EXERCISE DETAILS
Please transcribe the lines below exactly, and leave every image behind.

[Page records with their text]
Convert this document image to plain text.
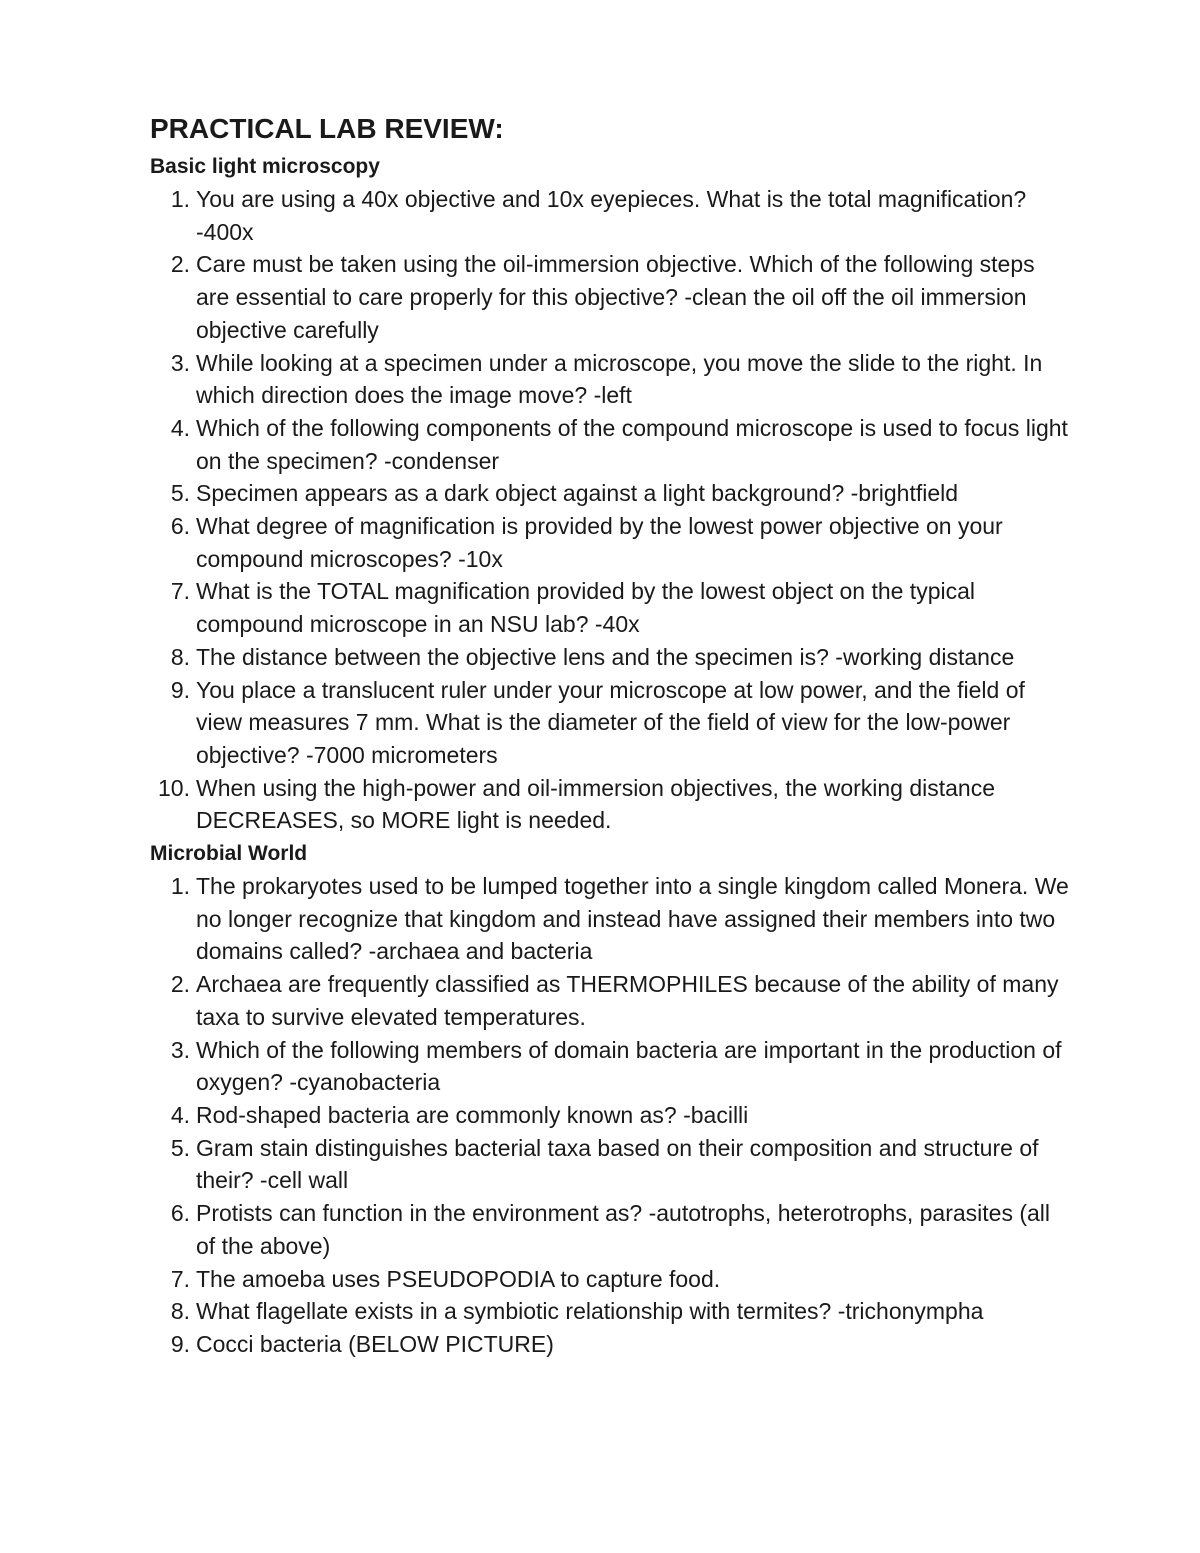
PRACTICAL LAB REVIEW:
Basic light microscopy
1. You are using a 40x objective and 10x eyepieces. What is the total magnification? -400x
2. Care must be taken using the oil-immersion objective. Which of the following steps are essential to care properly for this objective? -clean the oil off the oil immersion objective carefully
3. While looking at a specimen under a microscope, you move the slide to the right. In which direction does the image move? -left
4. Which of the following components of the compound microscope is used to focus light on the specimen? -condenser
5. Specimen appears as a dark object against a light background? -brightfield
6. What degree of magnification is provided by the lowest power objective on your compound microscopes? -10x
7. What is the TOTAL magnification provided by the lowest object on the typical compound microscope in an NSU lab? -40x
8. The distance between the objective lens and the specimen is? -working distance
9. You place a translucent ruler under your microscope at low power, and the field of view measures 7 mm. What is the diameter of the field of view for the low-power objective? -7000 micrometers
10. When using the high-power and oil-immersion objectives, the working distance DECREASES, so MORE light is needed.
Microbial World
1. The prokaryotes used to be lumped together into a single kingdom called Monera. We no longer recognize that kingdom and instead have assigned their members into two domains called? -archaea and bacteria
2. Archaea are frequently classified as THERMOPHILES because of the ability of many taxa to survive elevated temperatures.
3. Which of the following members of domain bacteria are important in the production of oxygen? -cyanobacteria
4. Rod-shaped bacteria are commonly known as? -bacilli
5. Gram stain distinguishes bacterial taxa based on their composition and structure of their? -cell wall
6. Protists can function in the environment as? -autotrophs, heterotrophs, parasites (all of the above)
7. The amoeba uses PSEUDOPODIA to capture food.
8. What flagellate exists in a symbiotic relationship with termites? -trichonympha
9. Cocci bacteria (BELOW PICTURE)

RESPONSE FOR THIS EXERCISE
Convert this document image to plain text.
PRACTICAL LAB REVIEW:
Basic light microscopy
1. You are using a 40x objective and 10x eyepieces. What is the total magnification? -400x
2. Care must be taken using the oil-immersion objective. Which of the following steps are essential to care properly for this objective? -clean the oil off the oil immersion objective carefully
3. While looking at a specimen under a microscope, you move the slide to the right. In which direction does the image move? -left
4. Which of the following components of the compound microscope is used to focus light on the specimen? -condenser
5. Specimen appears as a dark object against a light background? -brightfield
6. What degree of magnification is provided by the lowest power objective on your compound microscopes? -10x
7. What is the TOTAL magnification provided by the lowest object on the typical compound microscope in an NSU lab? -40x
8. The distance between the objective lens and the specimen is? -working distance
9. You place a translucent ruler under your microscope at low power, and the field of view measures 7 mm. What is the diameter of the field of view for the low-power objective? -7000 micrometers
10. When using the high-power and oil-immersion objectives, the working distance DECREASES, so MORE light is needed.
Microbial World
1. The prokaryotes used to be lumped together into a single kingdom called Monera. We no longer recognize that kingdom and instead have assigned their members into two domains called? -archaea and bacteria
2. Archaea are frequently classified as THERMOPHILES because of the ability of many taxa to survive elevated temperatures.
3. Which of the following members of domain bacteria are important in the production of oxygen? -cyanobacteria
4. Rod-shaped bacteria are commonly known as? -bacilli
5. Gram stain distinguishes bacterial taxa based on their composition and structure of their? -cell wall
6. Protists can function in the environment as? -autotrophs, heterotrophs, parasites (all of the above)
7. The amoeba uses PSEUDOPODIA to capture food.
8. What flagellate exists in a symbiotic relationship with termites? -trichonympha
9. Cocci bacteria (BELOW PICTURE)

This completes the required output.